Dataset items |
--- BEGIN ---
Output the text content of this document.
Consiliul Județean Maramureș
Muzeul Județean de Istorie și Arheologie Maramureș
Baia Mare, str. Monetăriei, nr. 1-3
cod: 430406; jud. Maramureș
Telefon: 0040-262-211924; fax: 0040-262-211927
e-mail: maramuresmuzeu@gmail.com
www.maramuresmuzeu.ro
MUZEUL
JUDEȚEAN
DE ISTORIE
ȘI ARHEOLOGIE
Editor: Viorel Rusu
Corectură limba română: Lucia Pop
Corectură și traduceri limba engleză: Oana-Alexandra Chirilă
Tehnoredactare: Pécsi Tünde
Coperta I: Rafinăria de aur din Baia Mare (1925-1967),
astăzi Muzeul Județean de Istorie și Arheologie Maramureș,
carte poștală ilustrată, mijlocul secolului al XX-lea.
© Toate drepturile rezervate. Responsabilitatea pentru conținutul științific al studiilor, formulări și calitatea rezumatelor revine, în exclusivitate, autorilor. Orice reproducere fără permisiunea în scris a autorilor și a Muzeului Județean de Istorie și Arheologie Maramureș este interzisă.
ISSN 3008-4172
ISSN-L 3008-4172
--- END ---
Written problem | Extract each line of the material exactly as it stands.

Solution for this problem |
Output the text content of this document.
Consiliul Județean Maramureș
Muzeul Județean de Istorie și Arheologie Maramureș
Baia Mare, str. Monetăriei, nr. 1-3
cod: 430406; jud. Maramureș
Telefon: 0040-262-211924; fax: 0040-262-211927
e-mail: maramuresmuzeu@gmail.com
www.maramuresmuzeu.ro
MUZEUL
JUDEȚEAN
DE ISTORIE
ȘI ARHEOLOGIE
Editor: Viorel Rusu
Corectură limba română: Lucia Pop
Corectură și traduceri limba engleză: Oana-Alexandra Chirilă
Tehnoredactare: Pécsi Tünde
Coperta I: Rafinăria de aur din Baia Mare (1925-1967),
astăzi Muzeul Județean de Istorie și Arheologie Maramureș,
carte poștală ilustrată, mijlocul secolului al XX-lea.
© Toate drepturile rezervate. Responsabilitatea pentru conținutul științific al studiilor, formulări și calitatea rezumatelor revine, în exclusivitate, autorilor. Orice reproducere fără permisiunea în scris a autorilor și a Muzeului Județean de Istorie și Arheologie Maramureș este interzisă.
ISSN 3008-4172
ISSN-L 3008-4172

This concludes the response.